**Short exercise**
Reproduce every line of the records below verbatim, leaving out the pictures.

═════ Material shown ═════

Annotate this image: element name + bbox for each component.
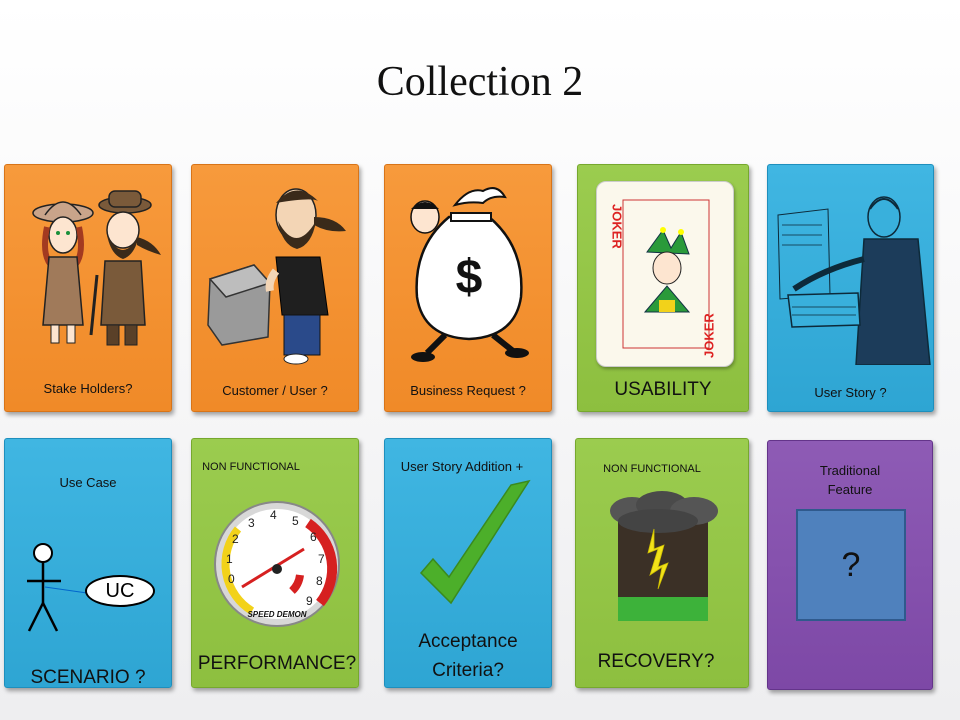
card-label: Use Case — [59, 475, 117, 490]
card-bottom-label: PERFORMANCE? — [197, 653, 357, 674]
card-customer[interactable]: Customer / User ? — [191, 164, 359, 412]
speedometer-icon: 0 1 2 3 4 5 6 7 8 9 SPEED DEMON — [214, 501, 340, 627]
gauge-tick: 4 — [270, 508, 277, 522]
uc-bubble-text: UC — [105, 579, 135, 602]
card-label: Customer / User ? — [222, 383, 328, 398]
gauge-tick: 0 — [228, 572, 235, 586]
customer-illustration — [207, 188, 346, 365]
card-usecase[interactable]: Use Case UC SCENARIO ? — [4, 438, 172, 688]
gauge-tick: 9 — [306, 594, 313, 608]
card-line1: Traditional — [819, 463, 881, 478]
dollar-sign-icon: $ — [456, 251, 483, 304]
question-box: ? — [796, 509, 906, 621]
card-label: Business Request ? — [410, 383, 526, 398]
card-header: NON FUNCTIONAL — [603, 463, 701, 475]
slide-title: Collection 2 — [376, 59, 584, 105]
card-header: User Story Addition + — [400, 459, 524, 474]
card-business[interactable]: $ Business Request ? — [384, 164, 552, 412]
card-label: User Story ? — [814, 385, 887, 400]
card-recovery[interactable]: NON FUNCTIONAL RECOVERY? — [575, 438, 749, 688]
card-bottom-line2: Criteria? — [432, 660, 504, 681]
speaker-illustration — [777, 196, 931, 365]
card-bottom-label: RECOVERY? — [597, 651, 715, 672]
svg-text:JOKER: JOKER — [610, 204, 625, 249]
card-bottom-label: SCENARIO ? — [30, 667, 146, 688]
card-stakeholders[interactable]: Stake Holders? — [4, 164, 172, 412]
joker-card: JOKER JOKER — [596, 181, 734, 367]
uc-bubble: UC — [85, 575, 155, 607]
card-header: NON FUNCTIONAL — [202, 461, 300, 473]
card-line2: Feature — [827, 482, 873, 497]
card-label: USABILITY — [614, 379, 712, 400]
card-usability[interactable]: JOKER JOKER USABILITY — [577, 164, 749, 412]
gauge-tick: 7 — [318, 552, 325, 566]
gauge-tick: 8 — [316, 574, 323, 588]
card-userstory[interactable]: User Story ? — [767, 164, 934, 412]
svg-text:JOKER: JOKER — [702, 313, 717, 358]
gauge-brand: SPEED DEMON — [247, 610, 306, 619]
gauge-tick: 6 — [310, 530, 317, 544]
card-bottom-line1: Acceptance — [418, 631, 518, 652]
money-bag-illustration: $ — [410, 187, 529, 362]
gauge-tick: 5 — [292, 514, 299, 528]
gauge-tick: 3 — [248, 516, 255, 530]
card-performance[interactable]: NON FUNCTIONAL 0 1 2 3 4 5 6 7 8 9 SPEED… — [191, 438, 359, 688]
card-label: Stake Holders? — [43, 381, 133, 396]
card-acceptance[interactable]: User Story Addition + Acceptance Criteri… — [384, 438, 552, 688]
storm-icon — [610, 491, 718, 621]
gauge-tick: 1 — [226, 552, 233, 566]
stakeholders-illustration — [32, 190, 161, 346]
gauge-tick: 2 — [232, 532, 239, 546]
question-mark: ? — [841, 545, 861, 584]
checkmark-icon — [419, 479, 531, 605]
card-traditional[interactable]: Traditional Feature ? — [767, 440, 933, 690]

═════

**Solution to this exercise**
Annotate this image: element name + bbox for each component.
card-label: Use Case — [59, 475, 117, 490]
card-bottom-label: PERFORMANCE? — [197, 653, 357, 674]
card-customer[interactable]: Customer / User ? — [191, 164, 359, 412]
speedometer-icon: 0 1 2 3 4 5 6 7 8 9 SPEED DEMON — [214, 501, 340, 627]
gauge-tick: 4 — [270, 508, 277, 522]
uc-bubble-text: UC — [105, 579, 135, 602]
card-label: Customer / User ? — [222, 383, 328, 398]
gauge-tick: 0 — [228, 572, 235, 586]
customer-illustration — [207, 188, 346, 365]
card-usecase[interactable]: Use Case UC SCENARIO ? — [4, 438, 172, 688]
gauge-tick: 9 — [306, 594, 313, 608]
card-line1: Traditional — [819, 463, 881, 478]
dollar-sign-icon: $ — [456, 251, 483, 304]
question-box: ? — [796, 509, 906, 621]
card-label: Business Request ? — [410, 383, 526, 398]
card-header: NON FUNCTIONAL — [603, 463, 701, 475]
slide-title: Collection 2 — [376, 59, 584, 105]
card-header: User Story Addition + — [400, 459, 524, 474]
card-business[interactable]: $ Business Request ? — [384, 164, 552, 412]
card-label: User Story ? — [814, 385, 887, 400]
card-recovery[interactable]: NON FUNCTIONAL RECOVERY? — [575, 438, 749, 688]
card-bottom-line2: Criteria? — [432, 660, 504, 681]
speaker-illustration — [777, 196, 931, 365]
card-bottom-label: RECOVERY? — [597, 651, 715, 672]
svg-text:JOKER: JOKER — [610, 204, 625, 249]
card-bottom-label: SCENARIO ? — [30, 667, 146, 688]
card-stakeholders[interactable]: Stake Holders? — [4, 164, 172, 412]
joker-card: JOKER JOKER — [596, 181, 734, 367]
uc-bubble: UC — [85, 575, 155, 607]
card-header: NON FUNCTIONAL — [202, 461, 300, 473]
card-line2: Feature — [827, 482, 873, 497]
card-label: USABILITY — [614, 379, 712, 400]
card-usability[interactable]: JOKER JOKER USABILITY — [577, 164, 749, 412]
gauge-tick: 7 — [318, 552, 325, 566]
gauge-tick: 8 — [316, 574, 323, 588]
card-userstory[interactable]: User Story ? — [767, 164, 934, 412]
svg-text:JOKER: JOKER — [702, 313, 717, 358]
gauge-brand: SPEED DEMON — [247, 610, 306, 619]
gauge-tick: 6 — [310, 530, 317, 544]
card-bottom-line1: Acceptance — [418, 631, 518, 652]
money-bag-illustration: $ — [410, 187, 529, 362]
gauge-tick: 5 — [292, 514, 299, 528]
gauge-tick: 3 — [248, 516, 255, 530]
card-performance[interactable]: NON FUNCTIONAL 0 1 2 3 4 5 6 7 8 9 SPEED… — [191, 438, 359, 688]
card-label: Stake Holders? — [43, 381, 133, 396]
card-acceptance[interactable]: User Story Addition + Acceptance Criteri… — [384, 438, 552, 688]
storm-icon — [610, 491, 718, 621]
gauge-tick: 1 — [226, 552, 233, 566]
stakeholders-illustration — [32, 190, 161, 346]
gauge-tick: 2 — [232, 532, 239, 546]
question-mark: ? — [841, 545, 861, 584]
checkmark-icon — [419, 479, 531, 605]
card-traditional[interactable]: Traditional Feature ? — [767, 440, 933, 690]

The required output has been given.